Written exercise:
Repeat the data below exactly, dropping any pictures it holds.

Recorded data:
** START **
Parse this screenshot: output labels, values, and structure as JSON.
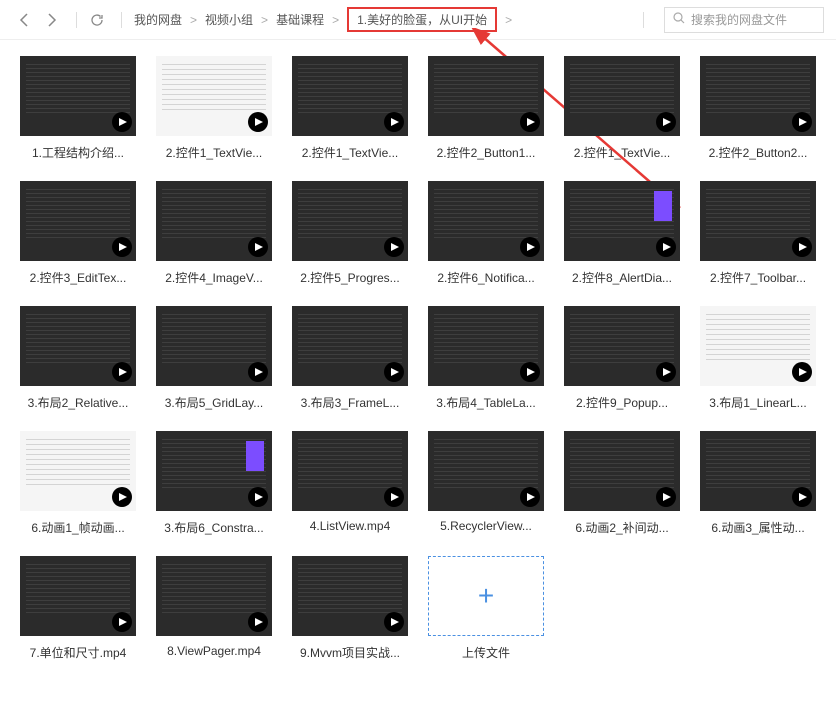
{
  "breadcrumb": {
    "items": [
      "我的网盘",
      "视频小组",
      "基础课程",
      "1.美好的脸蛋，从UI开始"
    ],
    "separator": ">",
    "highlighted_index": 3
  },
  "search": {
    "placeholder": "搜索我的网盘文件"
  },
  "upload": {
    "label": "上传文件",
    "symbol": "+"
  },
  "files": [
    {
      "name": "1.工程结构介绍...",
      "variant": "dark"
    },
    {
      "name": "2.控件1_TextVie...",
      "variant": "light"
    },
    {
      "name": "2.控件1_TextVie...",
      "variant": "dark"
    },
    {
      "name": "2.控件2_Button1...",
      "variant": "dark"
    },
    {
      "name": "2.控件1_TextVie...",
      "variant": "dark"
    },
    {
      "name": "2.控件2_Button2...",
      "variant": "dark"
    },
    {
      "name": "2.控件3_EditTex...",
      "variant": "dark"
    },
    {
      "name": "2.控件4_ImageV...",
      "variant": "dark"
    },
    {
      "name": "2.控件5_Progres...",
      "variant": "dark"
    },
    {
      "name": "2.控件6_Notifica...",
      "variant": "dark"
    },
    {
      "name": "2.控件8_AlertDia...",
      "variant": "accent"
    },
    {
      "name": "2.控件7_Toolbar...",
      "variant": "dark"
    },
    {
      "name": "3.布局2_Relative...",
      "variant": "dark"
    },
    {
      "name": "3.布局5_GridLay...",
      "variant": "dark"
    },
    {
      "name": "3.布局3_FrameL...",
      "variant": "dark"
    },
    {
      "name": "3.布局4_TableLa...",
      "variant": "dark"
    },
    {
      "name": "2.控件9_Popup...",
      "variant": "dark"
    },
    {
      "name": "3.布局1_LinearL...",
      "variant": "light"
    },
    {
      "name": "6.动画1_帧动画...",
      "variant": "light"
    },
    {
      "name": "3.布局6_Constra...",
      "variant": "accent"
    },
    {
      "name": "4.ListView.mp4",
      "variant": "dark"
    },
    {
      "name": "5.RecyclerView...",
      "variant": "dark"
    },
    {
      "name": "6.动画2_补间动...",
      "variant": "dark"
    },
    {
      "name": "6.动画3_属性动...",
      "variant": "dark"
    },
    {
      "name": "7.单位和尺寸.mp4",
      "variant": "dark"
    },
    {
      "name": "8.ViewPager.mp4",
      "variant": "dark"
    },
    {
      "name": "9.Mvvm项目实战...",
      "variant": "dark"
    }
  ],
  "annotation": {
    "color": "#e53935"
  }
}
** END **
Result:
Parse this screenshot: output labels, values, and structure as JSON.
{
  "breadcrumb": {
    "items": [
      "我的网盘",
      "视频小组",
      "基础课程",
      "1.美好的脸蛋，从UI开始"
    ],
    "separator": ">",
    "highlighted_index": 3
  },
  "search": {
    "placeholder": "搜索我的网盘文件"
  },
  "upload": {
    "label": "上传文件",
    "symbol": "+"
  },
  "files": [
    {
      "name": "1.工程结构介绍...",
      "variant": "dark"
    },
    {
      "name": "2.控件1_TextVie...",
      "variant": "light"
    },
    {
      "name": "2.控件1_TextVie...",
      "variant": "dark"
    },
    {
      "name": "2.控件2_Button1...",
      "variant": "dark"
    },
    {
      "name": "2.控件1_TextVie...",
      "variant": "dark"
    },
    {
      "name": "2.控件2_Button2...",
      "variant": "dark"
    },
    {
      "name": "2.控件3_EditTex...",
      "variant": "dark"
    },
    {
      "name": "2.控件4_ImageV...",
      "variant": "dark"
    },
    {
      "name": "2.控件5_Progres...",
      "variant": "dark"
    },
    {
      "name": "2.控件6_Notifica...",
      "variant": "dark"
    },
    {
      "name": "2.控件8_AlertDia...",
      "variant": "accent"
    },
    {
      "name": "2.控件7_Toolbar...",
      "variant": "dark"
    },
    {
      "name": "3.布局2_Relative...",
      "variant": "dark"
    },
    {
      "name": "3.布局5_GridLay...",
      "variant": "dark"
    },
    {
      "name": "3.布局3_FrameL...",
      "variant": "dark"
    },
    {
      "name": "3.布局4_TableLa...",
      "variant": "dark"
    },
    {
      "name": "2.控件9_Popup...",
      "variant": "dark"
    },
    {
      "name": "3.布局1_LinearL...",
      "variant": "light"
    },
    {
      "name": "6.动画1_帧动画...",
      "variant": "light"
    },
    {
      "name": "3.布局6_Constra...",
      "variant": "accent"
    },
    {
      "name": "4.ListView.mp4",
      "variant": "dark"
    },
    {
      "name": "5.RecyclerView...",
      "variant": "dark"
    },
    {
      "name": "6.动画2_补间动...",
      "variant": "dark"
    },
    {
      "name": "6.动画3_属性动...",
      "variant": "dark"
    },
    {
      "name": "7.单位和尺寸.mp4",
      "variant": "dark"
    },
    {
      "name": "8.ViewPager.mp4",
      "variant": "dark"
    },
    {
      "name": "9.Mvvm项目实战...",
      "variant": "dark"
    }
  ],
  "annotation": {
    "color": "#e53935"
  }
}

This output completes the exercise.